(Work to do) Output the material beneath exactly, leaving nothing out.
________________________________________
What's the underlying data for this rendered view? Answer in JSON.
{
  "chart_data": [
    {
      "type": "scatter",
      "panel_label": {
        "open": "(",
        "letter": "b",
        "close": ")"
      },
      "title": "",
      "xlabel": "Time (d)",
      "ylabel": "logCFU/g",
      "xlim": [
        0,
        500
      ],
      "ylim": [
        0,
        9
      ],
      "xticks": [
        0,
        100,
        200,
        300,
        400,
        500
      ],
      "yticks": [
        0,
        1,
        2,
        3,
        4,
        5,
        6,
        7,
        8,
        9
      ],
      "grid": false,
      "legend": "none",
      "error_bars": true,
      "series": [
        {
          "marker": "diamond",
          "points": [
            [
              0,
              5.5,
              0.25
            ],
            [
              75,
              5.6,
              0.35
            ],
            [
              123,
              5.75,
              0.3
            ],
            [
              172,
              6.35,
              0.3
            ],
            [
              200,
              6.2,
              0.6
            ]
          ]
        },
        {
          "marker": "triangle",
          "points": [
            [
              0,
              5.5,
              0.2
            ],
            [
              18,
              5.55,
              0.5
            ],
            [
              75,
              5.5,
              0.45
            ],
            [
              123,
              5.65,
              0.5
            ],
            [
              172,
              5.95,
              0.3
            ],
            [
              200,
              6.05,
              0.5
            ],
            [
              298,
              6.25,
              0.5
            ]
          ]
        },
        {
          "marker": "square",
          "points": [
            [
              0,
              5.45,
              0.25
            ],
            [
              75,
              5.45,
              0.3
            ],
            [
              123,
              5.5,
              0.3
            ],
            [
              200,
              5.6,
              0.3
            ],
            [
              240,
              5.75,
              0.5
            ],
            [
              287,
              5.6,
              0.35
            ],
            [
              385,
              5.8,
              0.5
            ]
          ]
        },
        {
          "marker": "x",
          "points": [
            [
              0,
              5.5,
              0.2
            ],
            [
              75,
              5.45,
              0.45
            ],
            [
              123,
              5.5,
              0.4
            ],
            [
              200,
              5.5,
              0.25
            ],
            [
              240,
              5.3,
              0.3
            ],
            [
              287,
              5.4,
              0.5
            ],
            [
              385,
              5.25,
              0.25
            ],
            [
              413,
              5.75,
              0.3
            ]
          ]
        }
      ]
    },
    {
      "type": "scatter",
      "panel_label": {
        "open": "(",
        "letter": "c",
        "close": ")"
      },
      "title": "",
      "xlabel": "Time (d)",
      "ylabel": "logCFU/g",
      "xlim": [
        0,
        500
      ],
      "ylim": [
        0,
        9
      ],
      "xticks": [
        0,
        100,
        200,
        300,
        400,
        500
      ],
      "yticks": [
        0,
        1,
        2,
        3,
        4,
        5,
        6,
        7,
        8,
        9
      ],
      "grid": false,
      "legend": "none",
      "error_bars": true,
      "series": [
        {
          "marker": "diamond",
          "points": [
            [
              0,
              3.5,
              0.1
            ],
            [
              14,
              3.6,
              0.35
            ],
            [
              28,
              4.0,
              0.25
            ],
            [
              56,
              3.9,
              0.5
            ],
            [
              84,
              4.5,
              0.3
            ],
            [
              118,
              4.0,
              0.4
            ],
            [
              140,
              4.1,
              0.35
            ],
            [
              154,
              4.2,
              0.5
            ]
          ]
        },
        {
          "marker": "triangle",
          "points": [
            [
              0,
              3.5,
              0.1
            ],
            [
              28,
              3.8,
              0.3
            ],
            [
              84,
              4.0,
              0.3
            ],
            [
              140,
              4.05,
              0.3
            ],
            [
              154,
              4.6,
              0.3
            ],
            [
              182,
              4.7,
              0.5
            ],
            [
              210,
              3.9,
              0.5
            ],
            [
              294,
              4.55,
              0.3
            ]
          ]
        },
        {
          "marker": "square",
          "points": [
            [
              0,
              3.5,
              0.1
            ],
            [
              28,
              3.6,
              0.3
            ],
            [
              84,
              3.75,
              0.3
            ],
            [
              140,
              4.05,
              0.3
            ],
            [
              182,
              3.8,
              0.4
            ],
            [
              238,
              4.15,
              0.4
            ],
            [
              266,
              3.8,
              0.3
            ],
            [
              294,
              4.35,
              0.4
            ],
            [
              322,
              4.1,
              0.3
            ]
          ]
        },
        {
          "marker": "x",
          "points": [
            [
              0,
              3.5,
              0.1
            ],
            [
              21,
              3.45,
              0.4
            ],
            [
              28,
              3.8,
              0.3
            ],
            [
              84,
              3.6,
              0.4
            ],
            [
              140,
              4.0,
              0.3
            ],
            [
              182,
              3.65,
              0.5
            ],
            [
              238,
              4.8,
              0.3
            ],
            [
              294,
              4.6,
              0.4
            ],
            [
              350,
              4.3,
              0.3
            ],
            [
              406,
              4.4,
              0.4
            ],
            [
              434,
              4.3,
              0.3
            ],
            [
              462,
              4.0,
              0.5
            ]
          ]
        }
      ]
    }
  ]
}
________________________________________
(Result below)
What's the underlying data for this rendered view? Answer in JSON.
{
  "chart_data": [
    {
      "type": "scatter",
      "panel_label": {
        "open": "(",
        "letter": "b",
        "close": ")"
      },
      "title": "",
      "xlabel": "Time (d)",
      "ylabel": "logCFU/g",
      "xlim": [
        0,
        500
      ],
      "ylim": [
        0,
        9
      ],
      "xticks": [
        0,
        100,
        200,
        300,
        400,
        500
      ],
      "yticks": [
        0,
        1,
        2,
        3,
        4,
        5,
        6,
        7,
        8,
        9
      ],
      "grid": false,
      "legend": "none",
      "error_bars": true,
      "series": [
        {
          "marker": "diamond",
          "points": [
            [
              0,
              5.5,
              0.25
            ],
            [
              75,
              5.6,
              0.35
            ],
            [
              123,
              5.75,
              0.3
            ],
            [
              172,
              6.35,
              0.3
            ],
            [
              200,
              6.2,
              0.6
            ]
          ]
        },
        {
          "marker": "triangle",
          "points": [
            [
              0,
              5.5,
              0.2
            ],
            [
              18,
              5.55,
              0.5
            ],
            [
              75,
              5.5,
              0.45
            ],
            [
              123,
              5.65,
              0.5
            ],
            [
              172,
              5.95,
              0.3
            ],
            [
              200,
              6.05,
              0.5
            ],
            [
              298,
              6.25,
              0.5
            ]
          ]
        },
        {
          "marker": "square",
          "points": [
            [
              0,
              5.45,
              0.25
            ],
            [
              75,
              5.45,
              0.3
            ],
            [
              123,
              5.5,
              0.3
            ],
            [
              200,
              5.6,
              0.3
            ],
            [
              240,
              5.75,
              0.5
            ],
            [
              287,
              5.6,
              0.35
            ],
            [
              385,
              5.8,
              0.5
            ]
          ]
        },
        {
          "marker": "x",
          "points": [
            [
              0,
              5.5,
              0.2
            ],
            [
              75,
              5.45,
              0.45
            ],
            [
              123,
              5.5,
              0.4
            ],
            [
              200,
              5.5,
              0.25
            ],
            [
              240,
              5.3,
              0.3
            ],
            [
              287,
              5.4,
              0.5
            ],
            [
              385,
              5.25,
              0.25
            ],
            [
              413,
              5.75,
              0.3
            ]
          ]
        }
      ]
    },
    {
      "type": "scatter",
      "panel_label": {
        "open": "(",
        "letter": "c",
        "close": ")"
      },
      "title": "",
      "xlabel": "Time (d)",
      "ylabel": "logCFU/g",
      "xlim": [
        0,
        500
      ],
      "ylim": [
        0,
        9
      ],
      "xticks": [
        0,
        100,
        200,
        300,
        400,
        500
      ],
      "yticks": [
        0,
        1,
        2,
        3,
        4,
        5,
        6,
        7,
        8,
        9
      ],
      "grid": false,
      "legend": "none",
      "error_bars": true,
      "series": [
        {
          "marker": "diamond",
          "points": [
            [
              0,
              3.5,
              0.1
            ],
            [
              14,
              3.6,
              0.35
            ],
            [
              28,
              4.0,
              0.25
            ],
            [
              56,
              3.9,
              0.5
            ],
            [
              84,
              4.5,
              0.3
            ],
            [
              118,
              4.0,
              0.4
            ],
            [
              140,
              4.1,
              0.35
            ],
            [
              154,
              4.2,
              0.5
            ]
          ]
        },
        {
          "marker": "triangle",
          "points": [
            [
              0,
              3.5,
              0.1
            ],
            [
              28,
              3.8,
              0.3
            ],
            [
              84,
              4.0,
              0.3
            ],
            [
              140,
              4.05,
              0.3
            ],
            [
              154,
              4.6,
              0.3
            ],
            [
              182,
              4.7,
              0.5
            ],
            [
              210,
              3.9,
              0.5
            ],
            [
              294,
              4.55,
              0.3
            ]
          ]
        },
        {
          "marker": "square",
          "points": [
            [
              0,
              3.5,
              0.1
            ],
            [
              28,
              3.6,
              0.3
            ],
            [
              84,
              3.75,
              0.3
            ],
            [
              140,
              4.05,
              0.3
            ],
            [
              182,
              3.8,
              0.4
            ],
            [
              238,
              4.15,
              0.4
            ],
            [
              266,
              3.8,
              0.3
            ],
            [
              294,
              4.35,
              0.4
            ],
            [
              322,
              4.1,
              0.3
            ]
          ]
        },
        {
          "marker": "x",
          "points": [
            [
              0,
              3.5,
              0.1
            ],
            [
              21,
              3.45,
              0.4
            ],
            [
              28,
              3.8,
              0.3
            ],
            [
              84,
              3.6,
              0.4
            ],
            [
              140,
              4.0,
              0.3
            ],
            [
              182,
              3.65,
              0.5
            ],
            [
              238,
              4.8,
              0.3
            ],
            [
              294,
              4.6,
              0.4
            ],
            [
              350,
              4.3,
              0.3
            ],
            [
              406,
              4.4,
              0.4
            ],
            [
              434,
              4.3,
              0.3
            ],
            [
              462,
              4.0,
              0.5
            ]
          ]
        }
      ]
    }
  ]
}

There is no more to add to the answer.